▶ _What you need to do_
Every record below should be transcribed exactly. Omit the images.

--- START ---

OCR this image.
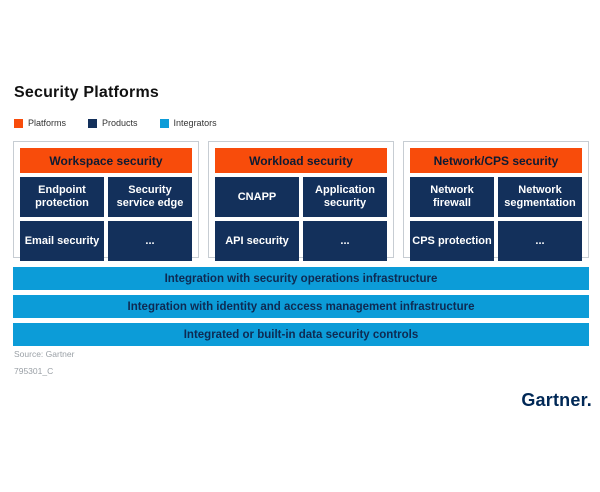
Security Platforms
Platforms	Products	Integrators
Workspace security
Endpoint protection
Security service edge
Email security	...
Workload security
CNAPP
Application security
API security	...
Network/CPS security
Network firewall
Network segmentation
CPS protection	...
Integration with security operations infrastructure
Integration with identity and access management infrastructure
Integrated or built-in data security controls
Source: Gartner
795301_C
Gartner.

--- END ---

▶ _Reply_
OCR this image.
Security Platforms
Platforms	Products	Integrators
Workspace security
Endpoint protection
Security service edge
Email security	...
Workload security
CNAPP
Application security
API security	...
Network/CPS security
Network firewall
Network segmentation
CPS protection	...
Integration with security operations infrastructure
Integration with identity and access management infrastructure
Integrated or built-in data security controls
Source: Gartner
795301_C
Gartner.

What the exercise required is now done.